_WHAT TO DO:_ Find the lines that hold the word "αφορά" and return them.

#### GIVEN DATA

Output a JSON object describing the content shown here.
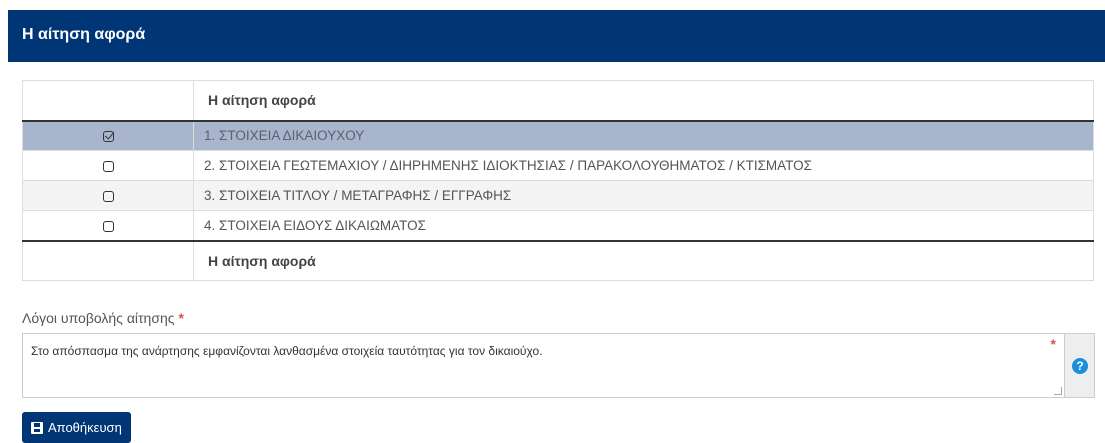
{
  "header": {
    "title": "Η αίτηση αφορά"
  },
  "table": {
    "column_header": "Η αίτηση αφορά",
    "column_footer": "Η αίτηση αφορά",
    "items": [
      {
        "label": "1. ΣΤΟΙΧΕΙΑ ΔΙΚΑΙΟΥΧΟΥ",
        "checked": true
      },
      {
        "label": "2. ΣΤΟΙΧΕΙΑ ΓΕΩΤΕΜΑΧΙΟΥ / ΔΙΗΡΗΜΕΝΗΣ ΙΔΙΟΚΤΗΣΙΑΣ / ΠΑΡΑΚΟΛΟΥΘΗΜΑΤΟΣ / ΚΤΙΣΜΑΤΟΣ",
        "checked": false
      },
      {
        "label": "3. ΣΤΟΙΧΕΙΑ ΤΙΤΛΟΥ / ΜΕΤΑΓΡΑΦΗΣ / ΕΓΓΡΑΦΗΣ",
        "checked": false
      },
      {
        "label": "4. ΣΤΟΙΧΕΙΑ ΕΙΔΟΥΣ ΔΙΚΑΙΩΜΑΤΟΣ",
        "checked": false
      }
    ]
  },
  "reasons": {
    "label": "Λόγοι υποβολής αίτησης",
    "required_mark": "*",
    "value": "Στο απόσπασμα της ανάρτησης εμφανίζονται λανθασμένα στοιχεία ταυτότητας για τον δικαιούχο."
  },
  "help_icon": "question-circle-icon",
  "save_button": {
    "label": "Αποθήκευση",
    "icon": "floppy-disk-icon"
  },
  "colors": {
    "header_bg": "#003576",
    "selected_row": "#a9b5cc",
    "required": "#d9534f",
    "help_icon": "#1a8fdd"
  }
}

########
#### GIVEN DATA

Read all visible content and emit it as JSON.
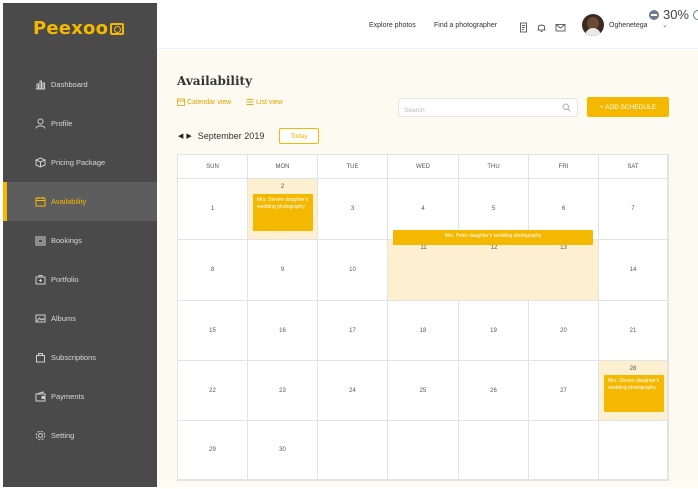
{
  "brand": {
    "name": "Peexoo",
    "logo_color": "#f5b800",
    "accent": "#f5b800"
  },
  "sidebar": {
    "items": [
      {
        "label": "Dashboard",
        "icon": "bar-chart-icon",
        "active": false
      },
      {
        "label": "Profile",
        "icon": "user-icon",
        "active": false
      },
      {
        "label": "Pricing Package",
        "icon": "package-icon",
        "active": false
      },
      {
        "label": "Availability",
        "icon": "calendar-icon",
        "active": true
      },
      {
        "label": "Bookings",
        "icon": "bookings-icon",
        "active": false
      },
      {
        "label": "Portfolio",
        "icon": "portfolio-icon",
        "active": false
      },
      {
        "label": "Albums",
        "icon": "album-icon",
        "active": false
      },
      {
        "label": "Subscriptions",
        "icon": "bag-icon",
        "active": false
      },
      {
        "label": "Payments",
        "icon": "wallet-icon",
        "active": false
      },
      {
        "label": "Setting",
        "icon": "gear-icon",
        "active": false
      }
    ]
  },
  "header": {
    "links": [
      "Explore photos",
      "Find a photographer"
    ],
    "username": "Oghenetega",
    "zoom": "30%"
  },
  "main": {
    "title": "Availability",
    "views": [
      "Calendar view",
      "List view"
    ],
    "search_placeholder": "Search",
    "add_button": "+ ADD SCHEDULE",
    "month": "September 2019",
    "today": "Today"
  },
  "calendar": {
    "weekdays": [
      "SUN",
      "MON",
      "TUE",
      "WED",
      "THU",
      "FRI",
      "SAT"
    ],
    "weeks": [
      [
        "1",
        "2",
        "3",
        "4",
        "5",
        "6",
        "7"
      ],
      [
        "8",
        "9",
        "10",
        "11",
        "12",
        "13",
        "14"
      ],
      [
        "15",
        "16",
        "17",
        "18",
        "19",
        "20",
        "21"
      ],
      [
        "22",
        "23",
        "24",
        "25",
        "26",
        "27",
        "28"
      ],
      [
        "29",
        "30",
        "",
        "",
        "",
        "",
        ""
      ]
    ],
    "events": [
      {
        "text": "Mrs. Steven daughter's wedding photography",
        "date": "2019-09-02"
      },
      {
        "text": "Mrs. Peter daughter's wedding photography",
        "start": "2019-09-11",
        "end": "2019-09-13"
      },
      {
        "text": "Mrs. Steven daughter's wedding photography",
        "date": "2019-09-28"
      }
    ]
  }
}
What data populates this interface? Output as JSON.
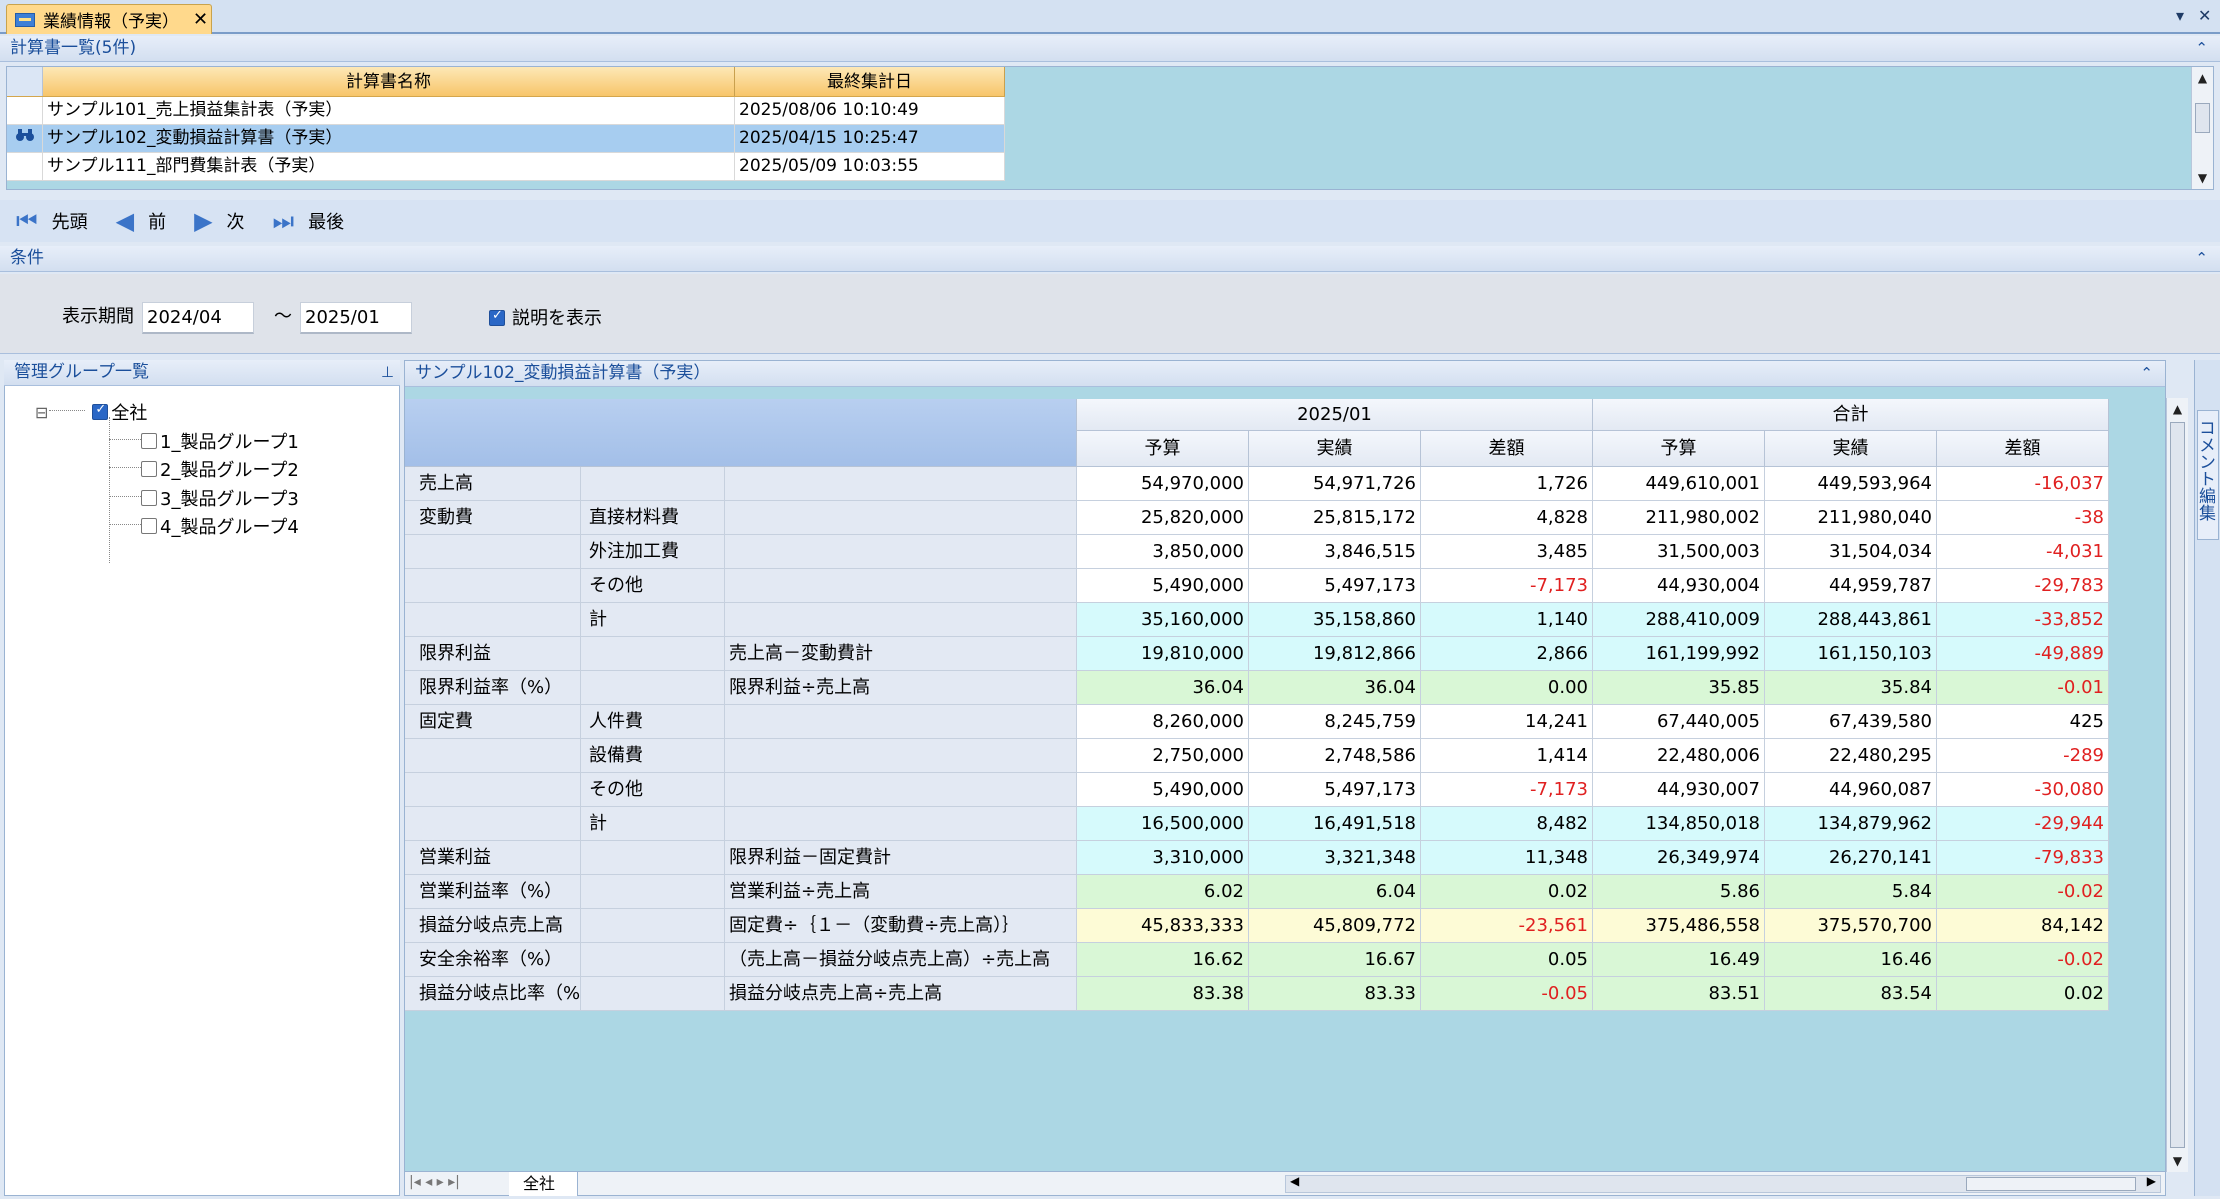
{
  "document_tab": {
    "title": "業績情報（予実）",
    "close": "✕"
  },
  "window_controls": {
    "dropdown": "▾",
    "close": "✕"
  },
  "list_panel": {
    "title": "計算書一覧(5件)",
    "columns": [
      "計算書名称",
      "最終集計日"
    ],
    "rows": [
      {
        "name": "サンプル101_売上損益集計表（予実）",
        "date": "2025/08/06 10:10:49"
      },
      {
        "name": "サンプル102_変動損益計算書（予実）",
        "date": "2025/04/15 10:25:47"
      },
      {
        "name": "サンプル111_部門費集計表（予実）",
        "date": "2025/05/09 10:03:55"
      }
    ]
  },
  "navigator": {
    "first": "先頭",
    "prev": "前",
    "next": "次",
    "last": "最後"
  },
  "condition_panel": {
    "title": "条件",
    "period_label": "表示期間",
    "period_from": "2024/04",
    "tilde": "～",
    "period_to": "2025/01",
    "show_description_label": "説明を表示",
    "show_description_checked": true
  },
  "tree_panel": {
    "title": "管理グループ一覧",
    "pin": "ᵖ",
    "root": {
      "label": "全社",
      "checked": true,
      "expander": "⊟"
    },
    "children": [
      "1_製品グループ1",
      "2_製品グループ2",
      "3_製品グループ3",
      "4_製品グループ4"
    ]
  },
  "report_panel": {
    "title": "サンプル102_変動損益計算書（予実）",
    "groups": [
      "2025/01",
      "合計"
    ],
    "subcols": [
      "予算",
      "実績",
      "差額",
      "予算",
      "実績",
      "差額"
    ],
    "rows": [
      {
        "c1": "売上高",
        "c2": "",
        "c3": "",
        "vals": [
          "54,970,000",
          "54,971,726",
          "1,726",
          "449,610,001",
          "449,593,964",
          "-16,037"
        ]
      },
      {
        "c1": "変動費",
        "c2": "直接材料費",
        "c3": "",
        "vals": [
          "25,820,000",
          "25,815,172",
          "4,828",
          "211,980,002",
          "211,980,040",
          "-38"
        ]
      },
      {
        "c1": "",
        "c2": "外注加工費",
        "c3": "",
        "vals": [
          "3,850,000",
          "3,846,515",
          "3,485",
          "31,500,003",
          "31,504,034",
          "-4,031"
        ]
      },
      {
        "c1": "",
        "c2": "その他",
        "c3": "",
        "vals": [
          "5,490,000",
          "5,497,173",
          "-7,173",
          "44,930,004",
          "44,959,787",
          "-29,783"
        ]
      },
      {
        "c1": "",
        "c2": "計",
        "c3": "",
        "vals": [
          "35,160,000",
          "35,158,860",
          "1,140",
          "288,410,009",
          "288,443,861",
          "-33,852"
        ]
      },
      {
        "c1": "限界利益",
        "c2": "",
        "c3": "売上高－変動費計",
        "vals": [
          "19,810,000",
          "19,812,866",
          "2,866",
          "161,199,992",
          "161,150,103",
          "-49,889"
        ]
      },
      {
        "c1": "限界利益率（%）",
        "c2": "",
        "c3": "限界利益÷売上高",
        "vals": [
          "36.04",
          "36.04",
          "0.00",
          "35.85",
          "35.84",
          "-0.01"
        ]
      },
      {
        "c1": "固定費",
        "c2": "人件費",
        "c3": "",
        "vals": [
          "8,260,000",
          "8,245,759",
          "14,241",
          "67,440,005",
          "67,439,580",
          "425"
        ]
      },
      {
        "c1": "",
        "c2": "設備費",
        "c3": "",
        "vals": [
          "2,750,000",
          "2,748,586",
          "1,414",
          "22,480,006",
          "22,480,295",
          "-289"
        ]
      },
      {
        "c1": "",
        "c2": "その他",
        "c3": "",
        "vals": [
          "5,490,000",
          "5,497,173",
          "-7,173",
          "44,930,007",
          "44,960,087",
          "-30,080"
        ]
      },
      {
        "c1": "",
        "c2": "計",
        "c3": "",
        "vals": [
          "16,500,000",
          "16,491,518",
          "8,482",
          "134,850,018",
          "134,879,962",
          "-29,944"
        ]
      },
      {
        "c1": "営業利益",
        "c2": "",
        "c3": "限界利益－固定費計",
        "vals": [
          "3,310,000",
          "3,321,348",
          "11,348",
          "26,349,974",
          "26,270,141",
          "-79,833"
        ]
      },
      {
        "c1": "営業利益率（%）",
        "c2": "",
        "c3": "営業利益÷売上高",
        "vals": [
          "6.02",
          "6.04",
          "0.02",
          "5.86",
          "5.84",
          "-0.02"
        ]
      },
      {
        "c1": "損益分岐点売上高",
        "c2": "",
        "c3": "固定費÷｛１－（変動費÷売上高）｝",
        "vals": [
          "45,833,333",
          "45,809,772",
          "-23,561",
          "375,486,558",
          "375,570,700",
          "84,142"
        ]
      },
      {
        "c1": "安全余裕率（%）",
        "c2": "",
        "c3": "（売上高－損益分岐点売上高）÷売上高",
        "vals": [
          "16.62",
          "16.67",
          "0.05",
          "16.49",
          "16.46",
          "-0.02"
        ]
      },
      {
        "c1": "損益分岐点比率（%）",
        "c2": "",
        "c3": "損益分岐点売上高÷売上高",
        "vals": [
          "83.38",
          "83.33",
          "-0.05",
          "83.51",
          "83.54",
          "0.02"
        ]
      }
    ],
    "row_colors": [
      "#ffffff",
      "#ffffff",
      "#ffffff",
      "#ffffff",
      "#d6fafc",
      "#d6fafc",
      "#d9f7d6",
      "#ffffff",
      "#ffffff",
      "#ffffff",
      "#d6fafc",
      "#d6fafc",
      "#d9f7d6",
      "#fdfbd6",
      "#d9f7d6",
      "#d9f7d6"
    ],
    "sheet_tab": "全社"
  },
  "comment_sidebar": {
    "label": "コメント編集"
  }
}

########

_CORRECT ANSWER:_
    "title": "Η αίτηση αφορά"
    "column_header": "Η αίτηση αφορά",
    "column_footer": "Η αίτηση αφορά",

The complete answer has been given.